Provided entries
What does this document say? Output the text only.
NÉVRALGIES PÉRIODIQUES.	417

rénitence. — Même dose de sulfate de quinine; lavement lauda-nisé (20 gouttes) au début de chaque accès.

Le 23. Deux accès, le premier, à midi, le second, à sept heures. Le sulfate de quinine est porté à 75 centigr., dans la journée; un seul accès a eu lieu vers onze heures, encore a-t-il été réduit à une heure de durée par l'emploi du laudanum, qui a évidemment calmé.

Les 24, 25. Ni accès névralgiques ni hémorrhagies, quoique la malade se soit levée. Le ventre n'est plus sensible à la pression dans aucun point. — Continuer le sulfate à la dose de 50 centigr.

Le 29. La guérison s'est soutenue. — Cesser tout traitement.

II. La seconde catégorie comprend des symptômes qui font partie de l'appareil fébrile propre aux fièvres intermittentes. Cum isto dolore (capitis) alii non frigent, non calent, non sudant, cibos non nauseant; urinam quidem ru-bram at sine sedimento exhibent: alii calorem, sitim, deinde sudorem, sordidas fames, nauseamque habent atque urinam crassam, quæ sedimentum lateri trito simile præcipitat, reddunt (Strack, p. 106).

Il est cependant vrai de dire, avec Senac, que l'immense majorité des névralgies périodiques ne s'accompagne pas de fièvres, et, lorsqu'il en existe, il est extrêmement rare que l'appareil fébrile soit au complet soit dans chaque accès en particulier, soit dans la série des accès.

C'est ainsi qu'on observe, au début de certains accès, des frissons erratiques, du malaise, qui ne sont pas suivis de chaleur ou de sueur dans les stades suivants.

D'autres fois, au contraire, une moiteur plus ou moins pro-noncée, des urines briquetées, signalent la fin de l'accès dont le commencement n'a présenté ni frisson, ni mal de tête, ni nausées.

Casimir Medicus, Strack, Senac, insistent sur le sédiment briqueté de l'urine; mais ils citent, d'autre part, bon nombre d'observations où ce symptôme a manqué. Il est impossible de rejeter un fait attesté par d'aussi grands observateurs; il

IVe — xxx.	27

Aim
All of the data needs to be printed once more, exactly.

Reply
What does this document say? Output the text only.
NÉVRALGIES PÉRIODIQUES.	417

rénitence. — Même dose de sulfate de quinine; lavement lauda-nisé (20 gouttes) au début de chaque accès.

Le 23. Deux accès, le premier, à midi, le second, à sept heures. Le sulfate de quinine est porté à 75 centigr., dans la journée; un seul accès a eu lieu vers onze heures, encore a-t-il été réduit à une heure de durée par l'emploi du laudanum, qui a évidemment calmé.

Les 24, 25. Ni accès névralgiques ni hémorrhagies, quoique la malade se soit levée. Le ventre n'est plus sensible à la pression dans aucun point. — Continuer le sulfate à la dose de 50 centigr.

Le 29. La guérison s'est soutenue. — Cesser tout traitement.

II. La seconde catégorie comprend des symptômes qui font partie de l'appareil fébrile propre aux fièvres intermittentes. Cum isto dolore (capitis) alii non frigent, non calent, non sudant, cibos non nauseant; urinam quidem ru-bram at sine sedimento exhibent: alii calorem, sitim, deinde sudorem, sordidas fames, nauseamque habent atque urinam crassam, quæ sedimentum lateri trito simile præcipitat, reddunt (Strack, p. 106).

Il est cependant vrai de dire, avec Senac, que l'immense majorité des névralgies périodiques ne s'accompagne pas de fièvres, et, lorsqu'il en existe, il est extrêmement rare que l'appareil fébrile soit au complet soit dans chaque accès en particulier, soit dans la série des accès.

C'est ainsi qu'on observe, au début de certains accès, des frissons erratiques, du malaise, qui ne sont pas suivis de chaleur ou de sueur dans les stades suivants.

D'autres fois, au contraire, une moiteur plus ou moins pro-noncée, des urines briquetées, signalent la fin de l'accès dont le commencement n'a présenté ni frisson, ni mal de tête, ni nausées.

Casimir Medicus, Strack, Senac, insistent sur le sédiment briqueté de l'urine; mais ils citent, d'autre part, bon nombre d'observations où ce symptôme a manqué. Il est impossible de rejeter un fait attesté par d'aussi grands observateurs; il

IVe — xxx.	27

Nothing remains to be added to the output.